> _Exercise_:
Where a line contains the string "From", copy that line.

------ Task data

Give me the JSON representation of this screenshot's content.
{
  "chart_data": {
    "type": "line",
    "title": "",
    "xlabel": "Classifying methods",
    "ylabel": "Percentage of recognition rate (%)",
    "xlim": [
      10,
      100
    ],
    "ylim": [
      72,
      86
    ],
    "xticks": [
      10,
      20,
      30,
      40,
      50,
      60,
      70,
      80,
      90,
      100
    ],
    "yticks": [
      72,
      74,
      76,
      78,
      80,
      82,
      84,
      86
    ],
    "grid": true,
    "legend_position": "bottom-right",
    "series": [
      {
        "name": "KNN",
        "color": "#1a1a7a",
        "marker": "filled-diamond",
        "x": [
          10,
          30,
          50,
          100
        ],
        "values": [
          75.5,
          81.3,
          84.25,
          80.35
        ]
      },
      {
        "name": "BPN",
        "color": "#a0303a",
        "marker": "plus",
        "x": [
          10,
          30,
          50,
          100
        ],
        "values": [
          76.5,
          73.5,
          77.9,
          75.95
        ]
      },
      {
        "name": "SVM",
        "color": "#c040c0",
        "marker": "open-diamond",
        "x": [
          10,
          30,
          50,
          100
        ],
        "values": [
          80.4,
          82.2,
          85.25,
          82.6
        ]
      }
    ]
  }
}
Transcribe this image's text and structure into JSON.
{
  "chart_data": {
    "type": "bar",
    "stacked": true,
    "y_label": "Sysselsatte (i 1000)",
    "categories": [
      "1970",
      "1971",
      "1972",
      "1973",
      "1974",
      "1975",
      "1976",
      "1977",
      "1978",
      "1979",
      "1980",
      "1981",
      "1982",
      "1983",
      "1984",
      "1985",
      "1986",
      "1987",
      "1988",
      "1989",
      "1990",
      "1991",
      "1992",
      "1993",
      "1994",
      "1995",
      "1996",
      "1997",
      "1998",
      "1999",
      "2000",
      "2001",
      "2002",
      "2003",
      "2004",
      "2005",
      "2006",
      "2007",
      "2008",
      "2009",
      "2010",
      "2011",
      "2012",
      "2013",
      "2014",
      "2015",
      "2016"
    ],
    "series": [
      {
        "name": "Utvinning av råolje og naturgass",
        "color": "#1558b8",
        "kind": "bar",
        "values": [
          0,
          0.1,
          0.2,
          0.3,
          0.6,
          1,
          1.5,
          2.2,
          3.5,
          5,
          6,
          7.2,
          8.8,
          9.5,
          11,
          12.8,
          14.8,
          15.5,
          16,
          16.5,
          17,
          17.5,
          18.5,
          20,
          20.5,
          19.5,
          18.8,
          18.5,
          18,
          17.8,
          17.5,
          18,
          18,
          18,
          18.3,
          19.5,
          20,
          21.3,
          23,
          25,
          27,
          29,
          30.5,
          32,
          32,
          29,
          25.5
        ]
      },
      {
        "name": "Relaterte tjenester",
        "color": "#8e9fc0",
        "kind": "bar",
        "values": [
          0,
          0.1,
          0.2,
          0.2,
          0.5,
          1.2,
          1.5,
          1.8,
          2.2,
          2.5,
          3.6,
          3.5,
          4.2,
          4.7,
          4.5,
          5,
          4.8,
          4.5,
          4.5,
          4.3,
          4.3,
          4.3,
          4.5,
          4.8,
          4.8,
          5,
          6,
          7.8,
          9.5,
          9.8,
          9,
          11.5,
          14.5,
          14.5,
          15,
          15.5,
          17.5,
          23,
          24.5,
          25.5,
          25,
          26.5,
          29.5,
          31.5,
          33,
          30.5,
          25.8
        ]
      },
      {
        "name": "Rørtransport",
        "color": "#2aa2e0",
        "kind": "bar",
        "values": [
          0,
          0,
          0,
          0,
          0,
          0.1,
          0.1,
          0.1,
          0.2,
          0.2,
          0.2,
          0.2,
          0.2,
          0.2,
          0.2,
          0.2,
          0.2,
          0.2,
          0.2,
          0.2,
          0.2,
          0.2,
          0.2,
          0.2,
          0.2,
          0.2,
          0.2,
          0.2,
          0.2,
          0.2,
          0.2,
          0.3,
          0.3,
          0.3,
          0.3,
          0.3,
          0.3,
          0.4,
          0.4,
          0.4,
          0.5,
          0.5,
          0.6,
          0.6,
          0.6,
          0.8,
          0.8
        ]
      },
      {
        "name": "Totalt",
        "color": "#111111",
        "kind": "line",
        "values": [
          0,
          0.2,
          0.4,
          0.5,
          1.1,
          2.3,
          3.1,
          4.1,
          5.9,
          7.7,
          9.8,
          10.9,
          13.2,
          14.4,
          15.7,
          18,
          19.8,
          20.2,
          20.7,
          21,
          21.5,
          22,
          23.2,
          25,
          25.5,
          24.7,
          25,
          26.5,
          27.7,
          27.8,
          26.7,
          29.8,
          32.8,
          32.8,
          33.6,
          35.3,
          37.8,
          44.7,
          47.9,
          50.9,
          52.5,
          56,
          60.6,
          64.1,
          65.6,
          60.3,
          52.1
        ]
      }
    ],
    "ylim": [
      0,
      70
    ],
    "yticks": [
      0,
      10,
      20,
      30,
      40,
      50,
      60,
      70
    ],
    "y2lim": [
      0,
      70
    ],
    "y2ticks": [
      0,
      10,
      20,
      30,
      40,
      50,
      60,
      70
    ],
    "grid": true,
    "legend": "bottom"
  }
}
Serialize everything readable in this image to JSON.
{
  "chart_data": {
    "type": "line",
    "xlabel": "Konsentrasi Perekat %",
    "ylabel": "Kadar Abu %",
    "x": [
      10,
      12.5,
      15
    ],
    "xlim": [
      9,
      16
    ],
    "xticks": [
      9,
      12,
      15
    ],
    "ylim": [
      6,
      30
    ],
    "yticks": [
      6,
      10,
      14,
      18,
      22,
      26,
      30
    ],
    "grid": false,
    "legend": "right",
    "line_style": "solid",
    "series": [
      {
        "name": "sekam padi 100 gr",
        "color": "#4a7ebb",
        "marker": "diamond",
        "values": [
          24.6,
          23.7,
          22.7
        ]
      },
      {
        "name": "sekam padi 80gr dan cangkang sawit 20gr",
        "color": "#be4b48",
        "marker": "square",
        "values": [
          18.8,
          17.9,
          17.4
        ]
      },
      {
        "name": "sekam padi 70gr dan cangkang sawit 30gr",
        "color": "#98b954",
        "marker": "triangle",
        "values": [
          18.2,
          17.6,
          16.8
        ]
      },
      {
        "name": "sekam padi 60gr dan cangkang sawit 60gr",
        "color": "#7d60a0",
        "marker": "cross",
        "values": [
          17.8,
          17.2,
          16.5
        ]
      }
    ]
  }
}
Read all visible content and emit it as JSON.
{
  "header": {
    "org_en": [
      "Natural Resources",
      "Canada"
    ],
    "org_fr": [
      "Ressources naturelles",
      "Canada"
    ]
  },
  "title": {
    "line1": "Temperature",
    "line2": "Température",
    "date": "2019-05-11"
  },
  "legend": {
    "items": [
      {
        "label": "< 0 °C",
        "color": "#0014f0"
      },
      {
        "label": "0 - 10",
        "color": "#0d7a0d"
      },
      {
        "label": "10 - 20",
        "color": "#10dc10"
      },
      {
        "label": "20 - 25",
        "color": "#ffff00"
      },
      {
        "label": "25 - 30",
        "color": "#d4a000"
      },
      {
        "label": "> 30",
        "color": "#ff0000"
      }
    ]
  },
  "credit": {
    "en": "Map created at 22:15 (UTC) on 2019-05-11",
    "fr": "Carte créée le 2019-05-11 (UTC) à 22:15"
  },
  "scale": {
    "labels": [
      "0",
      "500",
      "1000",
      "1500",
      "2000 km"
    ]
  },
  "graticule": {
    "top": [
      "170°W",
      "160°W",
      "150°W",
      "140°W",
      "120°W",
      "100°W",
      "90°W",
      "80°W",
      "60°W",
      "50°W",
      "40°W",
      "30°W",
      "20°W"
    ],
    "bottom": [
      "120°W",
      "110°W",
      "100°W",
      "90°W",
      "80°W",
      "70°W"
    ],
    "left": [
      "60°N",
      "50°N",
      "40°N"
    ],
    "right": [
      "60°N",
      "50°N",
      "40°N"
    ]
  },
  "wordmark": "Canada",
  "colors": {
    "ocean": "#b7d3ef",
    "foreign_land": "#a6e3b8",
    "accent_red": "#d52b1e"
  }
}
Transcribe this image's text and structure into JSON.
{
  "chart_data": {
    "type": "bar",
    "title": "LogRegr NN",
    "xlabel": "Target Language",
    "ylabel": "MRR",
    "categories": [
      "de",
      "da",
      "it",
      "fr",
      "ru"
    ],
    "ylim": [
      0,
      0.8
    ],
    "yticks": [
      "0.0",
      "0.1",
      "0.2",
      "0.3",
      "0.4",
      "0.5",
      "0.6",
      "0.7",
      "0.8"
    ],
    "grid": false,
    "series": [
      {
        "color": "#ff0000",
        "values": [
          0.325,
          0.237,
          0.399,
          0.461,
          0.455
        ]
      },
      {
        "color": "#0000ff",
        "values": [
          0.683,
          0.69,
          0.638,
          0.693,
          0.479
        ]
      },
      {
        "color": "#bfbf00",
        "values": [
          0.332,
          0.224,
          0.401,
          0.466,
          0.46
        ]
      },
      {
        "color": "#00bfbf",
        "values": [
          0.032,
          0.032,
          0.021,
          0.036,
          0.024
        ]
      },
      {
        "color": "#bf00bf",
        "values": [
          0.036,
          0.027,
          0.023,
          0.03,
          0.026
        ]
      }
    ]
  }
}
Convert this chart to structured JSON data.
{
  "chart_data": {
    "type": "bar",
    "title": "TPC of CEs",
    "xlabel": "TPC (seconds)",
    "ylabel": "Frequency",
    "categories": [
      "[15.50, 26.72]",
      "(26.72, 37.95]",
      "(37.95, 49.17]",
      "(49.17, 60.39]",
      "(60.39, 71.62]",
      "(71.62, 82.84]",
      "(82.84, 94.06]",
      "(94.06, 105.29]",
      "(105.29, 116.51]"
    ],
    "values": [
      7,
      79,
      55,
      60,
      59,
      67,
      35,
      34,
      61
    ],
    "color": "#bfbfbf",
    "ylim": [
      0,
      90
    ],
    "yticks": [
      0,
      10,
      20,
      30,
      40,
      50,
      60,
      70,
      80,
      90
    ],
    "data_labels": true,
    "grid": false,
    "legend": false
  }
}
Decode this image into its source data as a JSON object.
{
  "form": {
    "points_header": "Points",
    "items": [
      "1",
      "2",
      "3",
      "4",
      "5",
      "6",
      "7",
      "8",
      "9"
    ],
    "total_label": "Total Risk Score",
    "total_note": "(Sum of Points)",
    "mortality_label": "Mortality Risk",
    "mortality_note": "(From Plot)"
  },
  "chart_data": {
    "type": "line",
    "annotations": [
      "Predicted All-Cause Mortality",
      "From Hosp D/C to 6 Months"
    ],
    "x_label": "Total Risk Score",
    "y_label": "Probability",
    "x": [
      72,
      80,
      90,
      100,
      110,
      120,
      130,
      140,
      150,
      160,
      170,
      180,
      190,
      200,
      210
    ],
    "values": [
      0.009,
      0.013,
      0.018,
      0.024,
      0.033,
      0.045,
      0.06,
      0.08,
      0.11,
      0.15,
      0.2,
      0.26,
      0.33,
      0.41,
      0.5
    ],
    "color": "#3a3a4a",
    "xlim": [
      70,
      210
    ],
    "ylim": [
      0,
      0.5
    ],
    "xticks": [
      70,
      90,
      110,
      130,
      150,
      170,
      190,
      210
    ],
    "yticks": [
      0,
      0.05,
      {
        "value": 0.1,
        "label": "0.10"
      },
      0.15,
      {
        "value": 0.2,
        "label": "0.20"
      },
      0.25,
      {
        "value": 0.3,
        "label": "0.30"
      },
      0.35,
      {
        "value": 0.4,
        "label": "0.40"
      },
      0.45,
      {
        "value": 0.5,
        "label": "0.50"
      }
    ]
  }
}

------------

> _Solution for this problem_:
    "mortality_note": "(From Plot)"
      "From Hosp D/C to 6 Months"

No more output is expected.